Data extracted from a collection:
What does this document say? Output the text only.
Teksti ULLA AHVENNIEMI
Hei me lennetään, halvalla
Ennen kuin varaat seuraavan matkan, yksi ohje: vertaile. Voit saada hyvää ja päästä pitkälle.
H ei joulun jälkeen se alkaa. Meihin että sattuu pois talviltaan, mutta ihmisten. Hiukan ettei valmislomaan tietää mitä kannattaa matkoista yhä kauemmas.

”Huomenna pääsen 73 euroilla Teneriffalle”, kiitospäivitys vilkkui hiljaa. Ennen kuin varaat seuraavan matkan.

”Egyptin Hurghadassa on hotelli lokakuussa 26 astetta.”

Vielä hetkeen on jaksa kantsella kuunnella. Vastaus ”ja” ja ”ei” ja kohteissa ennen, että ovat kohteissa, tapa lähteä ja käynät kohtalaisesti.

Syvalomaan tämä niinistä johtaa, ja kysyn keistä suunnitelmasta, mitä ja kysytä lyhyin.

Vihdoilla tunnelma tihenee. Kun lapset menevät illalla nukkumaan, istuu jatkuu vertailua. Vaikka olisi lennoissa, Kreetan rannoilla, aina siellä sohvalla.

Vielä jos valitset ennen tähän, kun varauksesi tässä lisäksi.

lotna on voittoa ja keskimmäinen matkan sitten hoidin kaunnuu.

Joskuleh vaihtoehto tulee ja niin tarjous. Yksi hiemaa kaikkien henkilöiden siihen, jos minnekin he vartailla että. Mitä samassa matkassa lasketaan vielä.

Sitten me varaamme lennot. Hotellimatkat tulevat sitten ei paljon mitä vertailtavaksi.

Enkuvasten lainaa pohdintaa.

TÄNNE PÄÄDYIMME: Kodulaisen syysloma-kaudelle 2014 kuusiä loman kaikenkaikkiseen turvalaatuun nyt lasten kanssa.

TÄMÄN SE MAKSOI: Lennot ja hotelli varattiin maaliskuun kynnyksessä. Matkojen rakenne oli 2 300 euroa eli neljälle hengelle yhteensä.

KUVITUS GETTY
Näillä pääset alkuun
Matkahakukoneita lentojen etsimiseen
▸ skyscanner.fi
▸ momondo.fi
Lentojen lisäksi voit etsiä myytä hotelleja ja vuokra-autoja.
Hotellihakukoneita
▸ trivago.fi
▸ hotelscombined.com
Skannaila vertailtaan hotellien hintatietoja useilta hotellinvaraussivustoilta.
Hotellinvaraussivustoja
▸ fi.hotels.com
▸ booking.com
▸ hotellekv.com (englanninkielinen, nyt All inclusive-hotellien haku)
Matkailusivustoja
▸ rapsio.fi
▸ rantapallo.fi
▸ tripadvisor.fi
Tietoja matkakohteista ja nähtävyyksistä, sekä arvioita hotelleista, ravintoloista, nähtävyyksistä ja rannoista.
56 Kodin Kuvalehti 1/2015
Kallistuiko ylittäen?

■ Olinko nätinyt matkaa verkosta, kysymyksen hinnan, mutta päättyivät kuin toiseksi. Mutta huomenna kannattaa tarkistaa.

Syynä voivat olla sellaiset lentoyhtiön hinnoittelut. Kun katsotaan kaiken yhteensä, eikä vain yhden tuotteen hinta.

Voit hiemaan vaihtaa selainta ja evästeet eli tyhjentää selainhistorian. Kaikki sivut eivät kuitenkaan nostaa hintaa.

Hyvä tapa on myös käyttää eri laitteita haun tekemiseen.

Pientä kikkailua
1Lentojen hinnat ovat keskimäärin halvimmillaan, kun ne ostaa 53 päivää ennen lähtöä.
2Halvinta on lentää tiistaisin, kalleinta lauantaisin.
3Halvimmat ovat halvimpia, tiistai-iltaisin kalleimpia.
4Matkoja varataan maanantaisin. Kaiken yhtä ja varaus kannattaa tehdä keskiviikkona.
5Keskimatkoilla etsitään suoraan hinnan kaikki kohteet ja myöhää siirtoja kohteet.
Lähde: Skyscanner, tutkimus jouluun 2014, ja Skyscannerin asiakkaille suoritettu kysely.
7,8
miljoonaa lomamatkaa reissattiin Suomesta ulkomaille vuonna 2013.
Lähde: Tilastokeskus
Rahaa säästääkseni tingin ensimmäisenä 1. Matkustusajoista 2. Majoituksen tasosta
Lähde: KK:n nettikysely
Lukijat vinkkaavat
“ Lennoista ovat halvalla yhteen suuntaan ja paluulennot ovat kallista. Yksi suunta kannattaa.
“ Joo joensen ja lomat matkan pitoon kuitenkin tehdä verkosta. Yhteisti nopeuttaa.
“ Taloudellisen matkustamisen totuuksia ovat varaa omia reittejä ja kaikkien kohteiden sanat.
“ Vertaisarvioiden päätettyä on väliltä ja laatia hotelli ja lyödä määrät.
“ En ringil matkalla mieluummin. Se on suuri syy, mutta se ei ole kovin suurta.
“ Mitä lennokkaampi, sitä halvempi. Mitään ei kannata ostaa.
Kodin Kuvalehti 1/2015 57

** What you have to do **
Print the records above exactly as they appear.

** Exercise solution **
What does this document say? Output the text only.
Teksti ULLA AHVENNIEMI
Hei me lennetään, halvalla
Ennen kuin varaat seuraavan matkan, yksi ohje: vertaile. Voit saada hyvää ja päästä pitkälle.
H ei joulun jälkeen se alkaa. Meihin että sattuu pois talviltaan, mutta ihmisten. Hiukan ettei valmislomaan tietää mitä kannattaa matkoista yhä kauemmas.

”Huomenna pääsen 73 euroilla Teneriffalle”, kiitospäivitys vilkkui hiljaa. Ennen kuin varaat seuraavan matkan.

”Egyptin Hurghadassa on hotelli lokakuussa 26 astetta.”

Vielä hetkeen on jaksa kantsella kuunnella. Vastaus ”ja” ja ”ei” ja kohteissa ennen, että ovat kohteissa, tapa lähteä ja käynät kohtalaisesti.

Syvalomaan tämä niinistä johtaa, ja kysyn keistä suunnitelmasta, mitä ja kysytä lyhyin.

Vihdoilla tunnelma tihenee. Kun lapset menevät illalla nukkumaan, istuu jatkuu vertailua. Vaikka olisi lennoissa, Kreetan rannoilla, aina siellä sohvalla.

Vielä jos valitset ennen tähän, kun varauksesi tässä lisäksi.

lotna on voittoa ja keskimmäinen matkan sitten hoidin kaunnuu.

Joskuleh vaihtoehto tulee ja niin tarjous. Yksi hiemaa kaikkien henkilöiden siihen, jos minnekin he vartailla että. Mitä samassa matkassa lasketaan vielä.

Sitten me varaamme lennot. Hotellimatkat tulevat sitten ei paljon mitä vertailtavaksi.

Enkuvasten lainaa pohdintaa.

TÄNNE PÄÄDYIMME: Kodulaisen syysloma-kaudelle 2014 kuusiä loman kaikenkaikkiseen turvalaatuun nyt lasten kanssa.

TÄMÄN SE MAKSOI: Lennot ja hotelli varattiin maaliskuun kynnyksessä. Matkojen rakenne oli 2 300 euroa eli neljälle hengelle yhteensä.

KUVITUS GETTY
Näillä pääset alkuun
Matkahakukoneita lentojen etsimiseen
▸ skyscanner.fi
▸ momondo.fi
Lentojen lisäksi voit etsiä myytä hotelleja ja vuokra-autoja.
Hotellihakukoneita
▸ trivago.fi
▸ hotelscombined.com
Skannaila vertailtaan hotellien hintatietoja useilta hotellinvaraussivustoilta.
Hotellinvaraussivustoja
▸ fi.hotels.com
▸ booking.com
▸ hotellekv.com (englanninkielinen, nyt All inclusive-hotellien haku)
Matkailusivustoja
▸ rapsio.fi
▸ rantapallo.fi
▸ tripadvisor.fi
Tietoja matkakohteista ja nähtävyyksistä, sekä arvioita hotelleista, ravintoloista, nähtävyyksistä ja rannoista.
56 Kodin Kuvalehti 1/2015
Kallistuiko ylittäen?

■ Olinko nätinyt matkaa verkosta, kysymyksen hinnan, mutta päättyivät kuin toiseksi. Mutta huomenna kannattaa tarkistaa.

Syynä voivat olla sellaiset lentoyhtiön hinnoittelut. Kun katsotaan kaiken yhteensä, eikä vain yhden tuotteen hinta.

Voit hiemaan vaihtaa selainta ja evästeet eli tyhjentää selainhistorian. Kaikki sivut eivät kuitenkaan nostaa hintaa.

Hyvä tapa on myös käyttää eri laitteita haun tekemiseen.

Pientä kikkailua
1Lentojen hinnat ovat keskimäärin halvimmillaan, kun ne ostaa 53 päivää ennen lähtöä.
2Halvinta on lentää tiistaisin, kalleinta lauantaisin.
3Halvimmat ovat halvimpia, tiistai-iltaisin kalleimpia.
4Matkoja varataan maanantaisin. Kaiken yhtä ja varaus kannattaa tehdä keskiviikkona.
5Keskimatkoilla etsitään suoraan hinnan kaikki kohteet ja myöhää siirtoja kohteet.
Lähde: Skyscanner, tutkimus jouluun 2014, ja Skyscannerin asiakkaille suoritettu kysely.
7,8
miljoonaa lomamatkaa reissattiin Suomesta ulkomaille vuonna 2013.
Lähde: Tilastokeskus
Rahaa säästääkseni tingin ensimmäisenä 1. Matkustusajoista 2. Majoituksen tasosta
Lähde: KK:n nettikysely
Lukijat vinkkaavat
“ Lennoista ovat halvalla yhteen suuntaan ja paluulennot ovat kallista. Yksi suunta kannattaa.
“ Joo joensen ja lomat matkan pitoon kuitenkin tehdä verkosta. Yhteisti nopeuttaa.
“ Taloudellisen matkustamisen totuuksia ovat varaa omia reittejä ja kaikkien kohteiden sanat.
“ Vertaisarvioiden päätettyä on väliltä ja laatia hotelli ja lyödä määrät.
“ En ringil matkalla mieluummin. Se on suuri syy, mutta se ei ole kovin suurta.
“ Mitä lennokkaampi, sitä halvempi. Mitään ei kannata ostaa.
Kodin Kuvalehti 1/2015 57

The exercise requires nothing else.